### Page text:
Early Gaming — Pete Rittwage — Augusta GA

Exhibit will include interactive/playable examples of very early handheld, computer, and other video games.  Examples will include the original Odyssey, PONG, Atari, Radio Shack TRS-80, Commodore, CP/M, and original IBM PC games. Also available for play will be many handheld electronic games from the 70’s including hits from Mattel, Coleco, Entex, Bandai, Tandy, and many others. (Pete has a Mattel Football game that I still have the muscle memory to play well — Ed.)

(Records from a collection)
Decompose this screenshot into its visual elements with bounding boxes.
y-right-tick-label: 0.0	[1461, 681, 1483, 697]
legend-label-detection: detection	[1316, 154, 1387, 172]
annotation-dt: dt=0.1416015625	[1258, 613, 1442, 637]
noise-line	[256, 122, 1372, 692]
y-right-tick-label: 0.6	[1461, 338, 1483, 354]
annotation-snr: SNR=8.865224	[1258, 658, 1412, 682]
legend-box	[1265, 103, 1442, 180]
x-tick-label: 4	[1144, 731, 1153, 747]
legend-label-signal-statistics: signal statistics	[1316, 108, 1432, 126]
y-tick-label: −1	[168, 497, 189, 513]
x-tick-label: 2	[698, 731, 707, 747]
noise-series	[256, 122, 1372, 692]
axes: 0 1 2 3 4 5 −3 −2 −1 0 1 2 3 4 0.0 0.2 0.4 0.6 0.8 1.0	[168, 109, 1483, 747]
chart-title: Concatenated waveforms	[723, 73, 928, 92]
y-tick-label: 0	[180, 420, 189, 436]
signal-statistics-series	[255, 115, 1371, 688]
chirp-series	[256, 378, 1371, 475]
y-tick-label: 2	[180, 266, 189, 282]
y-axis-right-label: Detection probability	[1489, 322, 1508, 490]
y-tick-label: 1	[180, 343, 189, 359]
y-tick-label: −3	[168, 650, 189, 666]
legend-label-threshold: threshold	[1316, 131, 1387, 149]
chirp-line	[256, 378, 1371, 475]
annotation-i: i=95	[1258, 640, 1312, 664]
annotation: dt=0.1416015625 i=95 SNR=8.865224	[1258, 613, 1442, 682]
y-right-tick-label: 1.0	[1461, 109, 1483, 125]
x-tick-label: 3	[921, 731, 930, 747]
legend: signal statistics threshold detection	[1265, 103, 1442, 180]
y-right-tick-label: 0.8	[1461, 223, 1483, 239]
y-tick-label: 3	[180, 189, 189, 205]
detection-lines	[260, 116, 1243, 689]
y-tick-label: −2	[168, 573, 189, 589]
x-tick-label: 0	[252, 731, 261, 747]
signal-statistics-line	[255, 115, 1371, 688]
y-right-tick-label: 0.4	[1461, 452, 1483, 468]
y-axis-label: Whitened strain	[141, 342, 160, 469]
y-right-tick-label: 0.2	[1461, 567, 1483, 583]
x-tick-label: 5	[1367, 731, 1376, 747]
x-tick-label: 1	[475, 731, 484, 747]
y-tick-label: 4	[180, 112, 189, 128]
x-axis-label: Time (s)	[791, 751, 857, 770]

### Questions on the material:
#1 Name every maker of 1970s handheld electronic games that the exhibit text lists.
#2 Write out the exhibit text, beginning at the words "Exhibit will include" and stopping after "well — Ed.)", and swap "Exhibit" for "Display".
#3 According to the exhibit text, which game of Pete's can the editor still play well?

### Answers to the tasks:
#1 Mattel, Coleco, Entex, Bandai, Tandy

#2
Display will include interactive/playable examples of very early handheld, computer, and other video games.  Examples will include the original Odyssey, PONG, Atari, Radio Shack TRS-80, Commodore, CP/M, and original IBM PC games. Also available for play will be many handheld electronic games from the 70’s including hits from Mattel, Coleco, Entex, Bandai, Tandy, and many others. (Pete has a Mattel Football game that I still have the muscle memory to play well — Ed.)

#3 A Mattel Football game.